== EXERCISE DIRECTIONS ==
Restate all of the data exactly.
* Begin DATA SHOWN *
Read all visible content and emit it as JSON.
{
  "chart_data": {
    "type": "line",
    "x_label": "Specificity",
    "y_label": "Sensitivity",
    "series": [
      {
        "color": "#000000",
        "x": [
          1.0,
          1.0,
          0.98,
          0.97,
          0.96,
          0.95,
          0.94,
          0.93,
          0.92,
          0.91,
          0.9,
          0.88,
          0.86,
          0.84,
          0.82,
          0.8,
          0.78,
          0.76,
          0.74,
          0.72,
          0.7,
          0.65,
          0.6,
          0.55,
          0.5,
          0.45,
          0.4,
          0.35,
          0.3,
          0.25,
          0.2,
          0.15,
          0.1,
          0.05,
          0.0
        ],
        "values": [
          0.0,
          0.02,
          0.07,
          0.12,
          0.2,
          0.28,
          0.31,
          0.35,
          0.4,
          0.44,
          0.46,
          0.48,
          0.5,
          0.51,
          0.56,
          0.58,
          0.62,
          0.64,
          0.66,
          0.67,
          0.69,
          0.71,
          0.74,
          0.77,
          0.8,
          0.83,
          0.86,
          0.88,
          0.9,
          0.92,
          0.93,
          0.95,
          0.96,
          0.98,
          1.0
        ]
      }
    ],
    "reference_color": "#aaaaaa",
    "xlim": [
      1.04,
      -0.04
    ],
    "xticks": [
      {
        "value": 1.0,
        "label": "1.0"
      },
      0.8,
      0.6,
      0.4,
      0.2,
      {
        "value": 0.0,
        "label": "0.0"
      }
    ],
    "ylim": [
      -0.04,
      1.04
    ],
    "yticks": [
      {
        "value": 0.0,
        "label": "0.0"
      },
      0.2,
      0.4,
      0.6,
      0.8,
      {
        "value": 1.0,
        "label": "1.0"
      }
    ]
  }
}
* End DATA SHOWN *
== THE RESPONSE ==
Read all visible content and emit it as JSON.
{
  "chart_data": {
    "type": "line",
    "x_label": "Specificity",
    "y_label": "Sensitivity",
    "series": [
      {
        "color": "#000000",
        "x": [
          1.0,
          1.0,
          0.98,
          0.97,
          0.96,
          0.95,
          0.94,
          0.93,
          0.92,
          0.91,
          0.9,
          0.88,
          0.86,
          0.84,
          0.82,
          0.8,
          0.78,
          0.76,
          0.74,
          0.72,
          0.7,
          0.65,
          0.6,
          0.55,
          0.5,
          0.45,
          0.4,
          0.35,
          0.3,
          0.25,
          0.2,
          0.15,
          0.1,
          0.05,
          0.0
        ],
        "values": [
          0.0,
          0.02,
          0.07,
          0.12,
          0.2,
          0.28,
          0.31,
          0.35,
          0.4,
          0.44,
          0.46,
          0.48,
          0.5,
          0.51,
          0.56,
          0.58,
          0.62,
          0.64,
          0.66,
          0.67,
          0.69,
          0.71,
          0.74,
          0.77,
          0.8,
          0.83,
          0.86,
          0.88,
          0.9,
          0.92,
          0.93,
          0.95,
          0.96,
          0.98,
          1.0
        ]
      }
    ],
    "reference_color": "#aaaaaa",
    "xlim": [
      1.04,
      -0.04
    ],
    "xticks": [
      {
        "value": 1.0,
        "label": "1.0"
      },
      0.8,
      0.6,
      0.4,
      0.2,
      {
        "value": 0.0,
        "label": "0.0"
      }
    ],
    "ylim": [
      -0.04,
      1.04
    ],
    "yticks": [
      {
        "value": 0.0,
        "label": "0.0"
      },
      0.2,
      0.4,
      0.6,
      0.8,
      {
        "value": 1.0,
        "label": "1.0"
      }
    ]
  }
}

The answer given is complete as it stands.